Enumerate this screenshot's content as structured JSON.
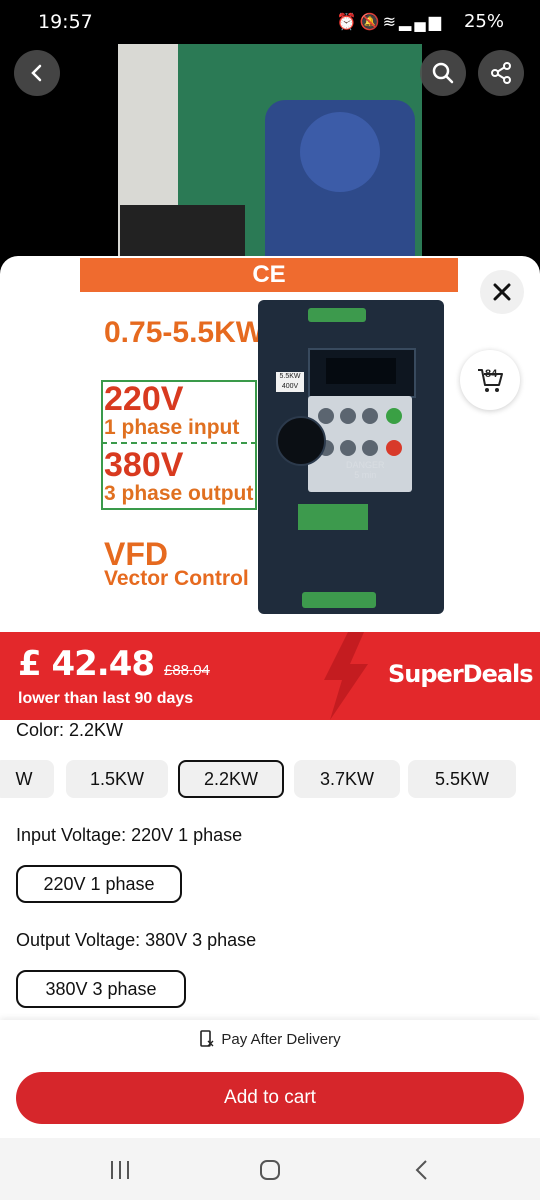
{
  "status_bar": {
    "time": "19:57",
    "status_icons": [
      "alarm-icon",
      "mute-icon",
      "wifi-icon",
      "signal-icon",
      "signal-icon"
    ],
    "battery": "25%"
  },
  "product_image": {
    "ce_mark": "CE",
    "power_range": "0.75-5.5KW",
    "input_voltage": "220V",
    "input_phase": "1 phase input",
    "output_voltage": "380V",
    "output_phase": "3 phase output",
    "type_title": "VFD",
    "type_subtitle": "Vector Control",
    "device_rating": "5.5KW 400V",
    "device_warning": "DANGER\n5 min",
    "cart_count": "84"
  },
  "price": {
    "current": "£ 42.48",
    "original": "£88.04",
    "note": "lower than last 90 days",
    "badge": "SuperDeals",
    "bar_color": "#e3282b"
  },
  "options": {
    "color_label": "Color: 2.2KW",
    "colors": [
      "W",
      "1.5KW",
      "2.2KW",
      "3.7KW",
      "5.5KW"
    ],
    "selected_color": "2.2KW",
    "input_voltage_label": "Input Voltage: 220V 1 phase",
    "input_voltage_value": "220V 1 phase",
    "output_voltage_label": "Output Voltage: 380V 3 phase",
    "output_voltage_value": "380V 3 phase"
  },
  "footer": {
    "pay_after": "Pay After Delivery",
    "add_to_cart": "Add to cart",
    "accent": "#d6262b"
  }
}
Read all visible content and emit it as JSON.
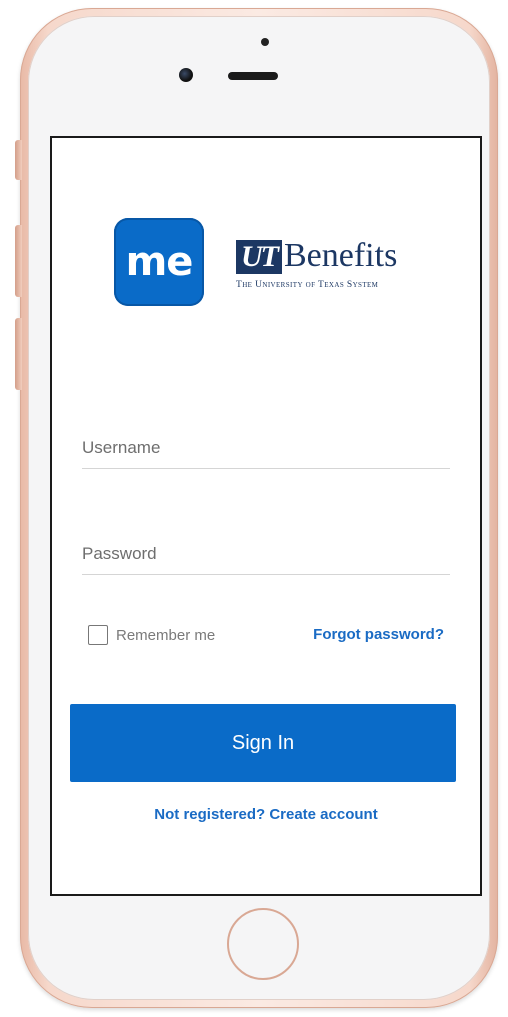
{
  "brand": {
    "me_logo_text": "me",
    "ut_mark": "UT",
    "ut_title": "Benefits",
    "ut_subtitle": "The University of Texas System",
    "accent_color": "#0a6bc8",
    "navy_color": "#1c3763"
  },
  "login": {
    "username_placeholder": "Username",
    "password_placeholder": "Password",
    "remember_label": "Remember me",
    "remember_checked": false,
    "forgot_label": "Forgot password?",
    "signin_label": "Sign In",
    "register_label": "Not registered? Create account"
  }
}
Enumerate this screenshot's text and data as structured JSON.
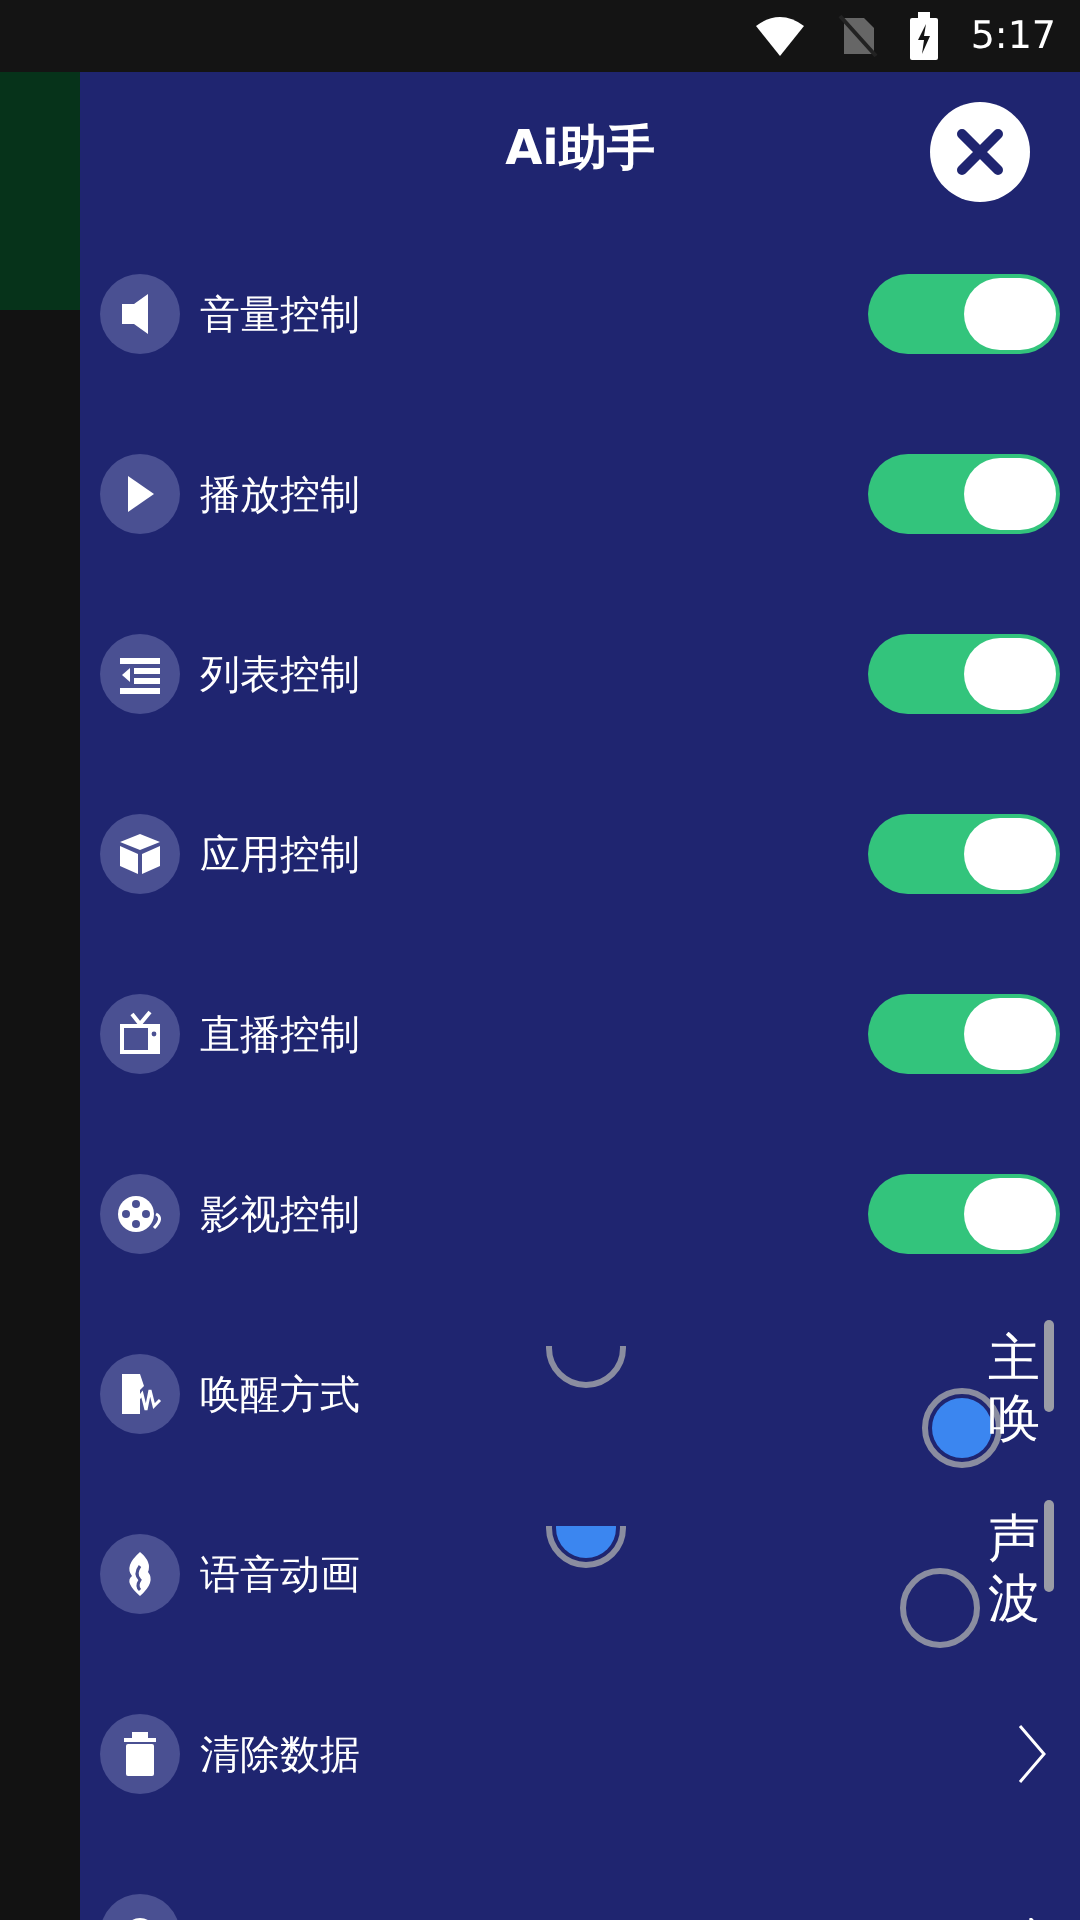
{
  "status_bar": {
    "time": "5:17"
  },
  "drawer": {
    "title": "Ai助手"
  },
  "items": [
    {
      "kind": "switch",
      "label": "音量控制",
      "on": true
    },
    {
      "kind": "switch",
      "label": "播放控制",
      "on": true
    },
    {
      "kind": "switch",
      "label": "列表控制",
      "on": true
    },
    {
      "kind": "switch",
      "label": "应用控制",
      "on": true
    },
    {
      "kind": "switch",
      "label": "直播控制",
      "on": true
    },
    {
      "kind": "switch",
      "label": "影视控制",
      "on": true
    },
    {
      "kind": "plain",
      "label": "唤醒方式"
    },
    {
      "kind": "plain",
      "label": "语音动画"
    },
    {
      "kind": "link",
      "label": "清除数据"
    },
    {
      "kind": "partial"
    }
  ],
  "overlay_radios": [
    {
      "selected": false
    },
    {
      "selected": true
    },
    {
      "selected": true
    },
    {
      "selected": false
    }
  ],
  "vertical_labels": [
    "主唤",
    "声波"
  ]
}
========================================================================
In the records above, locate each line with the word "Enumerate". Copy all such lines.

Enumerate this screenshot's content as structured JSON.
Enumerate this screenshot's text and data as structured JSON.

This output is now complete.